Return each line holding the string "适用于矿井水循环利用".

* **Given records**
**********

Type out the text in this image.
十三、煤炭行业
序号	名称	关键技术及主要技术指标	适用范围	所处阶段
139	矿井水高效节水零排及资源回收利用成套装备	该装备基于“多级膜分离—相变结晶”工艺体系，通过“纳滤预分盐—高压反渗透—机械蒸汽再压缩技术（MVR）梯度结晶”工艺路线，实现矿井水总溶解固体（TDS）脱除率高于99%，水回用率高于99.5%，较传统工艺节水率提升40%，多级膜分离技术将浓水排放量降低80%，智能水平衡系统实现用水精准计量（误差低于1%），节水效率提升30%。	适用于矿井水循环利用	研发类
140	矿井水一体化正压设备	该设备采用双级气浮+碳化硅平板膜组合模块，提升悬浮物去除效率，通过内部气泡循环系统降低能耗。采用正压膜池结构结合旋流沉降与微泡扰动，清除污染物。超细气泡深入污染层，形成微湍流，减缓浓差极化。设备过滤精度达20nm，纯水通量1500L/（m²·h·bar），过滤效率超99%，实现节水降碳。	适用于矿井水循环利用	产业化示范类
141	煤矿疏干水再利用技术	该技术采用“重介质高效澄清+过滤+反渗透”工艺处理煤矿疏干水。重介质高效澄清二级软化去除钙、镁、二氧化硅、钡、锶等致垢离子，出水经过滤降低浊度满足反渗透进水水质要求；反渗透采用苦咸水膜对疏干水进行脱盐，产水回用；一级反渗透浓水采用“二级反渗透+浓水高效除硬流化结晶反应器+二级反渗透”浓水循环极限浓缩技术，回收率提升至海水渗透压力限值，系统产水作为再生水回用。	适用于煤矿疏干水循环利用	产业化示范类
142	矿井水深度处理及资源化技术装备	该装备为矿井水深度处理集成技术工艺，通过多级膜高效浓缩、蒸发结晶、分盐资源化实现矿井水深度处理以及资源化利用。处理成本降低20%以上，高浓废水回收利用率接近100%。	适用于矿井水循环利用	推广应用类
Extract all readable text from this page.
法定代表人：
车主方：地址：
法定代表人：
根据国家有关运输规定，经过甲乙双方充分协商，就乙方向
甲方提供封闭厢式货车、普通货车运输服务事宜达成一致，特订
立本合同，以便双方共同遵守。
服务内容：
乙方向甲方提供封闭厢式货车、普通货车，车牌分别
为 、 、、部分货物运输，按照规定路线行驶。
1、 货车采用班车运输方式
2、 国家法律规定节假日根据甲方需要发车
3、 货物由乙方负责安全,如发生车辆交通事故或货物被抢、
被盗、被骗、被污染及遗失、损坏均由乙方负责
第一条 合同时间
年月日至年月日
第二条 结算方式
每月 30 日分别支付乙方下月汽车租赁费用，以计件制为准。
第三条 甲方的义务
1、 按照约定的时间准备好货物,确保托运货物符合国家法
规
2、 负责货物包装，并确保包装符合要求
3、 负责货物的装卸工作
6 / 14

**********

* **Full response**
139	矿井水高效节水零排及资源回收利用成套装备	该装备基于“多级膜分离—相变结晶”工艺体系，通过“纳滤预分盐—高压反渗透—机械蒸汽再压缩技术（MVR）梯度结晶”工艺路线，实现矿井水总溶解固体（TDS）脱除率高于99%，水回用率高于99.5%，较传统工艺节水率提升40%，多级膜分离技术将浓水排放量降低80%，智能水平衡系统实现用水精准计量（误差低于1%），节水效率提升30%。	适用于矿井水循环利用	研发类
140	矿井水一体化正压设备	该设备采用双级气浮+碳化硅平板膜组合模块，提升悬浮物去除效率，通过内部气泡循环系统降低能耗。采用正压膜池结构结合旋流沉降与微泡扰动，清除污染物。超细气泡深入污染层，形成微湍流，减缓浓差极化。设备过滤精度达20nm，纯水通量1500L/（m²·h·bar），过滤效率超99%，实现节水降碳。	适用于矿井水循环利用	产业化示范类
142	矿井水深度处理及资源化技术装备	该装备为矿井水深度处理集成技术工艺，通过多级膜高效浓缩、蒸发结晶、分盐资源化实现矿井水深度处理以及资源化利用。处理成本降低20%以上，高浓废水回收利用率接近100%。	适用于矿井水循环利用	推广应用类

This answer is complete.